_Task brief_
Reproduce the material word for word; the images stay out.

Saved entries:
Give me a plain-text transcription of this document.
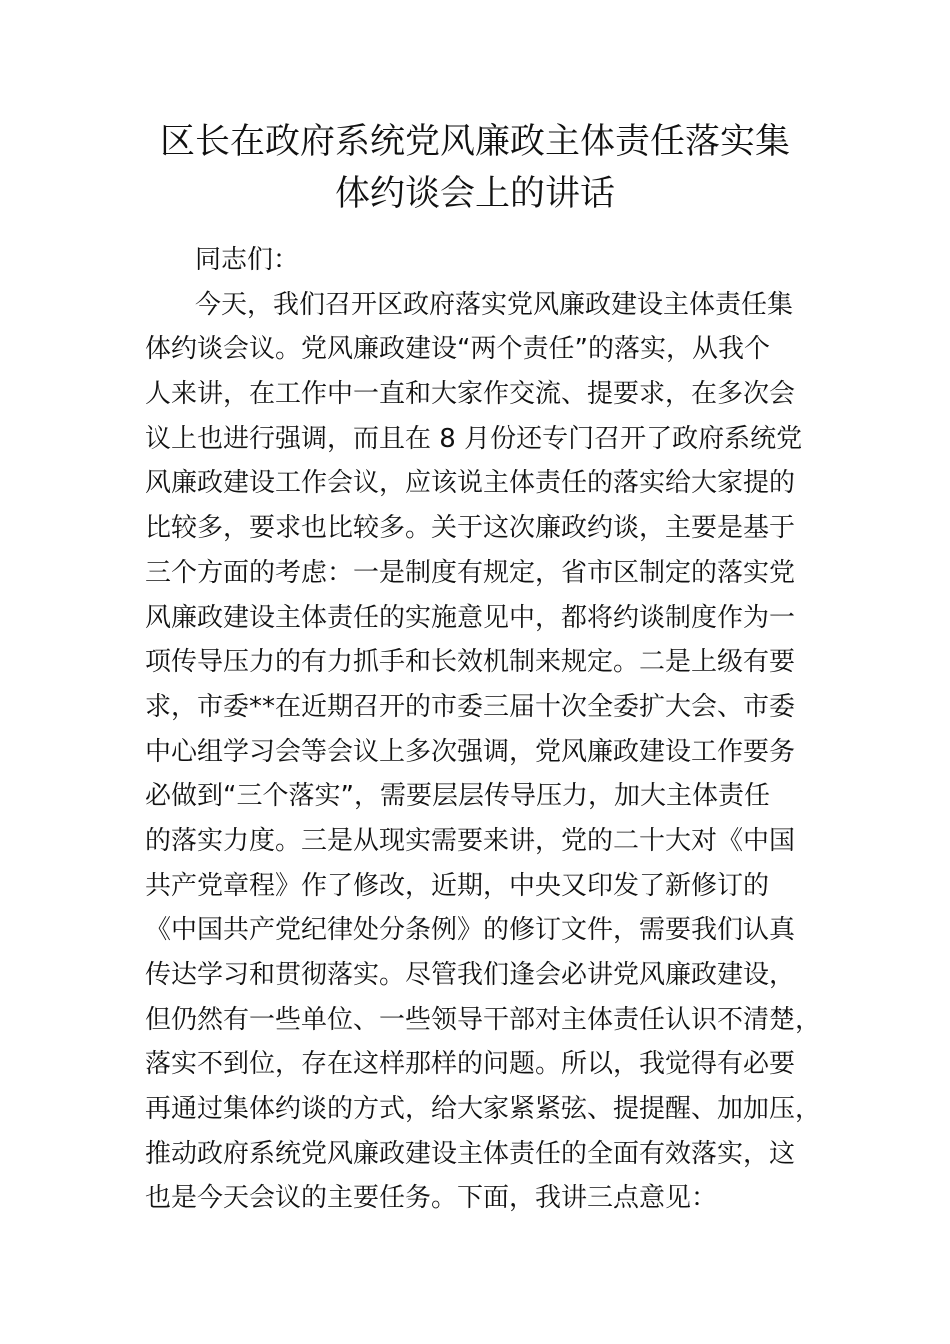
区长在政府系统党风廉政主体责任落实集
体约谈会上的讲话
同志们：
今天，我们召开区政府落实党风廉政建设主体责任集
体约谈会议。党风廉政建设“两个责任”的落实，从我个
人来讲，在工作中一直和大家作交流、提要求，在多次会
议上也进行强调，而且在 8 月份还专门召开了政府系统党
风廉政建设工作会议，应该说主体责任的落实给大家提的
比较多，要求也比较多。关于这次廉政约谈，主要是基于
三个方面的考虑：一是制度有规定，省市区制定的落实党
风廉政建设主体责任的实施意见中，都将约谈制度作为一
项传导压力的有力抓手和长效机制来规定。二是上级有要
求，市委**在近期召开的市委三届十次全委扩大会、市委
中心组学习会等会议上多次强调，党风廉政建设工作要务
必做到“三个落实”，需要层层传导压力，加大主体责任
的落实力度。三是从现实需要来讲，党的二十大对《中国
共产党章程》作了修改，近期，中央又印发了新修订的
《中国共产党纪律处分条例》的修订文件，需要我们认真
传达学习和贯彻落实。尽管我们逢会必讲党风廉政建设，
但仍然有一些单位、一些领导干部对主体责任认识不清楚，
落实不到位，存在这样那样的问题。所以，我觉得有必要
再通过集体约谈的方式，给大家紧紧弦、提提醒、加加压，
推动政府系统党风廉政建设主体责任的全面有效落实，这
也是今天会议的主要任务。下面，我讲三点意见：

_Full output_
Give me a plain-text transcription of this document.
区长在政府系统党风廉政主体责任落实集
体约谈会上的讲话
同志们：
今天，我们召开区政府落实党风廉政建设主体责任集
体约谈会议。党风廉政建设“两个责任”的落实，从我个
人来讲，在工作中一直和大家作交流、提要求，在多次会
议上也进行强调，而且在 8 月份还专门召开了政府系统党
风廉政建设工作会议，应该说主体责任的落实给大家提的
比较多，要求也比较多。关于这次廉政约谈，主要是基于
三个方面的考虑：一是制度有规定，省市区制定的落实党
风廉政建设主体责任的实施意见中，都将约谈制度作为一
项传导压力的有力抓手和长效机制来规定。二是上级有要
求，市委**在近期召开的市委三届十次全委扩大会、市委
中心组学习会等会议上多次强调，党风廉政建设工作要务
必做到“三个落实”，需要层层传导压力，加大主体责任
的落实力度。三是从现实需要来讲，党的二十大对《中国
共产党章程》作了修改，近期，中央又印发了新修订的
《中国共产党纪律处分条例》的修订文件，需要我们认真
传达学习和贯彻落实。尽管我们逢会必讲党风廉政建设，
但仍然有一些单位、一些领导干部对主体责任认识不清楚，
落实不到位，存在这样那样的问题。所以，我觉得有必要
再通过集体约谈的方式，给大家紧紧弦、提提醒、加加压，
推动政府系统党风廉政建设主体责任的全面有效落实，这
也是今天会议的主要任务。下面，我讲三点意见：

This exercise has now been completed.